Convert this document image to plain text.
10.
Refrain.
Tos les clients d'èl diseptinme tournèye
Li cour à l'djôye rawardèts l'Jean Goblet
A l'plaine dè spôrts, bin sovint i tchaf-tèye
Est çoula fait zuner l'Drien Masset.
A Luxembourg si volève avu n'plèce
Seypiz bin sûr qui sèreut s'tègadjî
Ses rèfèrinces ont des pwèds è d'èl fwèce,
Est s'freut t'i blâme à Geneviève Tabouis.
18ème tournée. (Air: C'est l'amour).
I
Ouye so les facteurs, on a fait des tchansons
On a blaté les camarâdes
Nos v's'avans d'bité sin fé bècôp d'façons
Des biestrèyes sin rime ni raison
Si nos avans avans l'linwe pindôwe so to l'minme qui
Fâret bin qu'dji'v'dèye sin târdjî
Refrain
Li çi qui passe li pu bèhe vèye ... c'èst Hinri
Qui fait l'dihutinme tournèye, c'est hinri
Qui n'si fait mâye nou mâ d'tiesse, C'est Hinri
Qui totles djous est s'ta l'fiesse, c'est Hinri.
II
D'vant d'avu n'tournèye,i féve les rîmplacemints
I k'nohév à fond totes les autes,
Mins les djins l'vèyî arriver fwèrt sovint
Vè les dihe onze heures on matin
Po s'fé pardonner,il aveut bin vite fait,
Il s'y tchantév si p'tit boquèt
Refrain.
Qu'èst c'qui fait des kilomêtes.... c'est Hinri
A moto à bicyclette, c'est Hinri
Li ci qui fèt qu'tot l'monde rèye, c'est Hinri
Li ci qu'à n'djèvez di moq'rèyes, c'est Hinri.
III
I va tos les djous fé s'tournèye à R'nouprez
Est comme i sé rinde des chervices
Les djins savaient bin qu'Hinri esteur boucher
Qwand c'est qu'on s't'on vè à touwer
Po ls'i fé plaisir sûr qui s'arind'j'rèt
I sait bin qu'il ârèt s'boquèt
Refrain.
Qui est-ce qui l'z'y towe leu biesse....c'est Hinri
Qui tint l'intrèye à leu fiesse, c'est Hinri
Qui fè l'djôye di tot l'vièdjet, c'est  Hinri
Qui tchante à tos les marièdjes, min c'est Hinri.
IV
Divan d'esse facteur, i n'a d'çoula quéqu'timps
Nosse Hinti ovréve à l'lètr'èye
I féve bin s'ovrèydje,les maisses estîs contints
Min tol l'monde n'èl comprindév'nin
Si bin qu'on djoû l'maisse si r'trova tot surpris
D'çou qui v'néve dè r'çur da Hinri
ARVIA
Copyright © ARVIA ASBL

#### Problem to work on:
Return a copy of every line that includes the word "djôye".

#### Response to this exercise:
Li cour à l'djôye rawardèts l'Jean Goblet
Qui fè l'djôye di tot l'vièdjet, c'est  Hinri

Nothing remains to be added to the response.